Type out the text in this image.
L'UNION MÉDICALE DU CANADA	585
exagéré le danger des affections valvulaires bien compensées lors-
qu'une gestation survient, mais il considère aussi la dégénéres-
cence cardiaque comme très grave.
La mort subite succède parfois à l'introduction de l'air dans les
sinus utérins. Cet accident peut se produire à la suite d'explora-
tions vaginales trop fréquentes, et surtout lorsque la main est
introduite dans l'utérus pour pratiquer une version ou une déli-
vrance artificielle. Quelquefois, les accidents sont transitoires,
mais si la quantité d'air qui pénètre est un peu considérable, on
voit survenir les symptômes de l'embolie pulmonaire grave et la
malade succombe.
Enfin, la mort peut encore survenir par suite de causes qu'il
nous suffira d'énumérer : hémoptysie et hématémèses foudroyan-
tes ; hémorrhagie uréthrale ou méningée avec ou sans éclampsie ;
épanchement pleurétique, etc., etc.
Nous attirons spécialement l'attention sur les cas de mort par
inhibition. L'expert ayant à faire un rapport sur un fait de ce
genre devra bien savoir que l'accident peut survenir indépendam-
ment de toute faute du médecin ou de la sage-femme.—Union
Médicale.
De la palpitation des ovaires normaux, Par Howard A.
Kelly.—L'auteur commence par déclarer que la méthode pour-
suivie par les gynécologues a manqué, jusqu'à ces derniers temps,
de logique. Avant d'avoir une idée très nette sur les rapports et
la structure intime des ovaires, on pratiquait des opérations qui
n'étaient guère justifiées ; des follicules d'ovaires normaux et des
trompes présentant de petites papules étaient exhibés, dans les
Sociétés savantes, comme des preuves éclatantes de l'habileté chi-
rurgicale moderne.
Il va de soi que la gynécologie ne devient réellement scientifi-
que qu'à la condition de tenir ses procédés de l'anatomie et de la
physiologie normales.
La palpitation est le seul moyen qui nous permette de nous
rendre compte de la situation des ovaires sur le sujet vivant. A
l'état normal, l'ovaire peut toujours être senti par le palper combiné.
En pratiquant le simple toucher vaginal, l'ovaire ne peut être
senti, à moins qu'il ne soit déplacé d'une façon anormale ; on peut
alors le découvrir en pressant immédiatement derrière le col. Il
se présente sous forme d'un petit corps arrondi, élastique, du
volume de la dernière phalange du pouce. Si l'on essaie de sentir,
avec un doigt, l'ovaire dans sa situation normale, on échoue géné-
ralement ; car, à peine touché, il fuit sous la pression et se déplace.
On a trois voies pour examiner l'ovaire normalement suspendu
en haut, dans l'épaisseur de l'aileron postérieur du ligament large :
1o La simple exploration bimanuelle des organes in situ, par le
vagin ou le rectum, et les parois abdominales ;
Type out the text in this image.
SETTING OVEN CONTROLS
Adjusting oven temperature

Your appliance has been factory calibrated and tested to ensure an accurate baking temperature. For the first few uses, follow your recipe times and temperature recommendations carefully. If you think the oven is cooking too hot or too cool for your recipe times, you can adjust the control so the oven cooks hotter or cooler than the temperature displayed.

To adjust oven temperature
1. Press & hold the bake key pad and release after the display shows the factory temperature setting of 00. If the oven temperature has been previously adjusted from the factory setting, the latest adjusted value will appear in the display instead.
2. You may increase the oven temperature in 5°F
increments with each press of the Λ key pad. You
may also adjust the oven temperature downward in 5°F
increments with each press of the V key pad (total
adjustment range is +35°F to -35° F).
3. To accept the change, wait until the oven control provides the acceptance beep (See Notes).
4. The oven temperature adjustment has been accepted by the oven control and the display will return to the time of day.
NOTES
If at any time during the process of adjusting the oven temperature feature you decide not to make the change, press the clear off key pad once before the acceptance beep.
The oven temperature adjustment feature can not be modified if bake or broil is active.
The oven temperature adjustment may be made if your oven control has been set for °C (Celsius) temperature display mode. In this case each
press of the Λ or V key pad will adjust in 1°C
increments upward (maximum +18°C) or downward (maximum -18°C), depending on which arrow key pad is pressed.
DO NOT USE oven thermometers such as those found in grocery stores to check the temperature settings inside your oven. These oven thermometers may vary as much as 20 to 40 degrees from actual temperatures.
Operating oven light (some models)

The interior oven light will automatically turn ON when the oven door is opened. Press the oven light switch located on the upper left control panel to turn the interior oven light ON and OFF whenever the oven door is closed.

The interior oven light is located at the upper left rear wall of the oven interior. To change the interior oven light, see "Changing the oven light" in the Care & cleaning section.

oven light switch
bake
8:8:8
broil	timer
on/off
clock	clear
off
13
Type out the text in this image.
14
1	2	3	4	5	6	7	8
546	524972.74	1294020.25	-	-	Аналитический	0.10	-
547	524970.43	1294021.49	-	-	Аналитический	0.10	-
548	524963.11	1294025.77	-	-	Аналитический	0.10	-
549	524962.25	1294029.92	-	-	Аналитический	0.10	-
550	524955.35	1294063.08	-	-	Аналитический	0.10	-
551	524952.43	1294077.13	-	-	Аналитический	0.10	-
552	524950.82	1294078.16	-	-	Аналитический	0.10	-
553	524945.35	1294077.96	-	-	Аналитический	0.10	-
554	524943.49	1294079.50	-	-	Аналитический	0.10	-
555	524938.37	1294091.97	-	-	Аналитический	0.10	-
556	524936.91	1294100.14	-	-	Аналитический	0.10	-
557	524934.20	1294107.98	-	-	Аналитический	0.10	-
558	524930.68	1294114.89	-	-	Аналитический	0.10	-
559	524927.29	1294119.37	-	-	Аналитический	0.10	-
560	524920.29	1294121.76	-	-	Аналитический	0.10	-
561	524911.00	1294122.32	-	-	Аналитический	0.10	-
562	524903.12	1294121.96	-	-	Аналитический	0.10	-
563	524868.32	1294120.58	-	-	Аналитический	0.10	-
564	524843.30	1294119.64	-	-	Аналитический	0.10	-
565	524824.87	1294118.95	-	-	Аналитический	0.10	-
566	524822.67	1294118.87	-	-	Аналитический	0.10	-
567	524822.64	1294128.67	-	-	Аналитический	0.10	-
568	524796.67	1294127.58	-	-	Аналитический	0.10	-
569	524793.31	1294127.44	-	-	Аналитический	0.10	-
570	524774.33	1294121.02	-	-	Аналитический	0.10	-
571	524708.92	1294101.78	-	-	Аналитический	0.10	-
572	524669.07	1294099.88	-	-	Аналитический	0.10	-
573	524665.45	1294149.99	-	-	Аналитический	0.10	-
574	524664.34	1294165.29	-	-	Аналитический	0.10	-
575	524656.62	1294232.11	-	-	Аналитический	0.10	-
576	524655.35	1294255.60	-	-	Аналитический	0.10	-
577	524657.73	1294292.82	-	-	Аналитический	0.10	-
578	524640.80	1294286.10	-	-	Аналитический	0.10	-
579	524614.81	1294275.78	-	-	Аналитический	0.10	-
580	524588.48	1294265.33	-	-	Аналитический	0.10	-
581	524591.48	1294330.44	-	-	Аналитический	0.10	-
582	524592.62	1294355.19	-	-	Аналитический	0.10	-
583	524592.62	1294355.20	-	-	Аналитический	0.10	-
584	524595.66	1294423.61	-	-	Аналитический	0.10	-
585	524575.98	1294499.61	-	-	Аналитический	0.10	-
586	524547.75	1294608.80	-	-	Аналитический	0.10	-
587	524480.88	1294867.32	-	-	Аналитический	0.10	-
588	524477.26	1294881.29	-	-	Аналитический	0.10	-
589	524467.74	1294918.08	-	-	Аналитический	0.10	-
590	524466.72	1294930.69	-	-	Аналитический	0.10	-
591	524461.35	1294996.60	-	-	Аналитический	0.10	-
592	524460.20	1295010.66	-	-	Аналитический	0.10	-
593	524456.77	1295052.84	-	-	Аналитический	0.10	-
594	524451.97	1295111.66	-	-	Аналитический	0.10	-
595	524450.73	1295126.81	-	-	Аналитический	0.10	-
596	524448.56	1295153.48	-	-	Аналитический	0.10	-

> [WHAT YOU NEED TO DO]
Copy out each line of the listing that holds "normaux".

> [EXERCISE ANSWER]
De la palpitation des ovaires normaux, Par Howard A.
n'étaient guère justifiées ; des follicules d'ovaires normaux et des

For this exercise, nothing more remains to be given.